** begin MATERIAL SUPPLIED **

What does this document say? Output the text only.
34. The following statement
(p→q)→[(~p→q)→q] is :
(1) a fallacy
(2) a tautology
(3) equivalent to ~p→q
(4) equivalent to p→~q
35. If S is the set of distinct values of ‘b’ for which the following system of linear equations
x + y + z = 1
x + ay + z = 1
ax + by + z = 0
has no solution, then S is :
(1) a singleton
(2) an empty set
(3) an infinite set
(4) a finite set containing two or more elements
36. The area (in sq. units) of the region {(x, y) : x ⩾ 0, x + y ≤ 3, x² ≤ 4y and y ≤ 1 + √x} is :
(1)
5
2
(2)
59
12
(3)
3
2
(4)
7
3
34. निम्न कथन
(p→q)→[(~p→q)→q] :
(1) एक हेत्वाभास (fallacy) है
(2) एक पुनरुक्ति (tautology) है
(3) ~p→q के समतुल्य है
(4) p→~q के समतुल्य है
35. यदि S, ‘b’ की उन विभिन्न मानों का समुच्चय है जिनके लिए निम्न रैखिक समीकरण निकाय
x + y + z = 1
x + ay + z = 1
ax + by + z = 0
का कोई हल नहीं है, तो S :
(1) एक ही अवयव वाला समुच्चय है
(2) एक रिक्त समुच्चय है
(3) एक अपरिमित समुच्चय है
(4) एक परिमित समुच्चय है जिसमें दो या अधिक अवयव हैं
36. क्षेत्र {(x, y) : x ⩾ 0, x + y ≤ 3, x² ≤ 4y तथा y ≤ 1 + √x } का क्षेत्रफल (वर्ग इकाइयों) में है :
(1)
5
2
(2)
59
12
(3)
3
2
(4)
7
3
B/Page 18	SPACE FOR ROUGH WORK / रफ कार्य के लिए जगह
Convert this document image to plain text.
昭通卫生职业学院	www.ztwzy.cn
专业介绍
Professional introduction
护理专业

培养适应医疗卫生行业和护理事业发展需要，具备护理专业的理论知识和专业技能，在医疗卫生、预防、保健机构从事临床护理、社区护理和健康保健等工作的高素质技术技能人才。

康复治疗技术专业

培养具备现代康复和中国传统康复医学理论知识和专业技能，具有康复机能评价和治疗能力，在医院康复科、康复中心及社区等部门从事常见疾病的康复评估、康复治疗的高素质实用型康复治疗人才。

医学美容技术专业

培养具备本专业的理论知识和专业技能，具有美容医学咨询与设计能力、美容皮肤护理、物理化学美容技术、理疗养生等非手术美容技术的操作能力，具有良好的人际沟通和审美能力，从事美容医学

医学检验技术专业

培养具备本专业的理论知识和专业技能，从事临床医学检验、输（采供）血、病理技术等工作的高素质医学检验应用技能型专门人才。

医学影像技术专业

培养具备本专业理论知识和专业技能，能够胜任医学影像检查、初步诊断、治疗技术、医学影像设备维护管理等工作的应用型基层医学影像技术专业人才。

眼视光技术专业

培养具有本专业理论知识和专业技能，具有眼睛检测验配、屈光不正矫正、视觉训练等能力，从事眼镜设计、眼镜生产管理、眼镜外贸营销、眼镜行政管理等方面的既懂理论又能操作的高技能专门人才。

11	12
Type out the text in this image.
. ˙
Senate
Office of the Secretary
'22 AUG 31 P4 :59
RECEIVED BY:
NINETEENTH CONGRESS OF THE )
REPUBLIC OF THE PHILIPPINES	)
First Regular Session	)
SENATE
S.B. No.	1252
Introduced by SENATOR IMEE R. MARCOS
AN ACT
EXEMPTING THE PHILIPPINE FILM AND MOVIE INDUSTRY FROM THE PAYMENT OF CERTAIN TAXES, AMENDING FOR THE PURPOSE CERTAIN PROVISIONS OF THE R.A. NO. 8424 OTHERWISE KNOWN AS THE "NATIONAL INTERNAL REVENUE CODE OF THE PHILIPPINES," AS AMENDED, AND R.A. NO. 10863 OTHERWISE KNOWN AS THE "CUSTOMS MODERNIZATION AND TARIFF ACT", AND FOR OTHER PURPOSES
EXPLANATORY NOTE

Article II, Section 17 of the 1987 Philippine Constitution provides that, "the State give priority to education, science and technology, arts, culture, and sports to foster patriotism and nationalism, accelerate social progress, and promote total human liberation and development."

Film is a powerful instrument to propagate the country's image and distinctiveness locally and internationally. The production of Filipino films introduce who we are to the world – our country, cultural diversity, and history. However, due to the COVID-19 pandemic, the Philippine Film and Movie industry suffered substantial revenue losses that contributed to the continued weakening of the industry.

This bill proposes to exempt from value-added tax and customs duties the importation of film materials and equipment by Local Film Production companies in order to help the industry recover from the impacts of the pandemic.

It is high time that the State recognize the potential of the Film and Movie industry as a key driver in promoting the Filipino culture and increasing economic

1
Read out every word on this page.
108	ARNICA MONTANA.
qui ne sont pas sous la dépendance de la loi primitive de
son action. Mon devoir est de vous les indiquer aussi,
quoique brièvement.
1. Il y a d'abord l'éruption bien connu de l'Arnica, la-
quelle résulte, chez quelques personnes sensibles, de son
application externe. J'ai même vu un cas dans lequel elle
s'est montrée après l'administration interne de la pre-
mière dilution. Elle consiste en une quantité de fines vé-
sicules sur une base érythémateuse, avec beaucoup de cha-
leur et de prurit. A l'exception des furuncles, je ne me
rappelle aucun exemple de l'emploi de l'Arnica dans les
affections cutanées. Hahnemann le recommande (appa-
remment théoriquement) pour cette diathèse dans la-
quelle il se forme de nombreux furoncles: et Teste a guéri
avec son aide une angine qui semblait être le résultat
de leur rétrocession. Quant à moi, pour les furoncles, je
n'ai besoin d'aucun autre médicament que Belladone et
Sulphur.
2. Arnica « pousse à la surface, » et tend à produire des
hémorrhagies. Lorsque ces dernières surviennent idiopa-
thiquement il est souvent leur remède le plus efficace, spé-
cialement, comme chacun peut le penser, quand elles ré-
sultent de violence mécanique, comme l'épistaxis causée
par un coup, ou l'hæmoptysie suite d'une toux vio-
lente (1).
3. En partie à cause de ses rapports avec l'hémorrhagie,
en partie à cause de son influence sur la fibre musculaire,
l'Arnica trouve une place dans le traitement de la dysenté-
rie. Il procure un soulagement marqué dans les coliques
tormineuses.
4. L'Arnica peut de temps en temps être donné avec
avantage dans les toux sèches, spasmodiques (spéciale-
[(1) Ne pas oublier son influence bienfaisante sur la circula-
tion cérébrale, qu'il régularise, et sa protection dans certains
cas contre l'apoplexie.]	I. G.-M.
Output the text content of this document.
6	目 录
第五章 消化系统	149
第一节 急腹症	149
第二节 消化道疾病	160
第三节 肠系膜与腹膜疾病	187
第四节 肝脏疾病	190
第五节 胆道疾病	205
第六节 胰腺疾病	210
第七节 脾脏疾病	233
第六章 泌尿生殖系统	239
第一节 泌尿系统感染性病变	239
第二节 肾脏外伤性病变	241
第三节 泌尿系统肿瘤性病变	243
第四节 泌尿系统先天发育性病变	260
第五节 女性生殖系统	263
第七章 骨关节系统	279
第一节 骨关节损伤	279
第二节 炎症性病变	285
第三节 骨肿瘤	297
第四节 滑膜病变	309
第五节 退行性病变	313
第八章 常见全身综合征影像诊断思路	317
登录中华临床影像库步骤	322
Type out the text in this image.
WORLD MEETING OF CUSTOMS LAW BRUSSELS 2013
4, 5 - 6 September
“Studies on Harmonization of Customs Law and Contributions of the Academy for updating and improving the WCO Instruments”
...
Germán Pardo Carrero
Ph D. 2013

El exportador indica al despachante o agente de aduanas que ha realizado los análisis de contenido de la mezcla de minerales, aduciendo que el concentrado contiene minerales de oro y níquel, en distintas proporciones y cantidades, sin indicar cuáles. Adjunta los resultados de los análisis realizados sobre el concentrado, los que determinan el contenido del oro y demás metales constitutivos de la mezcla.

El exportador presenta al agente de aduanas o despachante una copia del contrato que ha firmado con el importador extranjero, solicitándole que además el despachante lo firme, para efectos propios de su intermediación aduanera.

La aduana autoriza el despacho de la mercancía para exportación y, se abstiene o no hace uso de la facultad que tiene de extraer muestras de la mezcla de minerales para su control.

** end MATERIAL SUPPLIED **

*THE EXERCISE*
Find and copy every line in the entries above where the string "Filipino" occurs.

*PROBLEM SOLUTION*
Film is a powerful instrument to propagate the country's image and distinctiveness locally and internationally. The production of Filipino films introduce who we are to the world – our country, cultural diversity, and history. However, due to the COVID-19 pandemic, the Philippine Film and Movie industry suffered substantial revenue losses that contributed to the continued weakening of the industry.
It is high time that the State recognize the potential of the Film and Movie industry as a key driver in promoting the Filipino culture and increasing economic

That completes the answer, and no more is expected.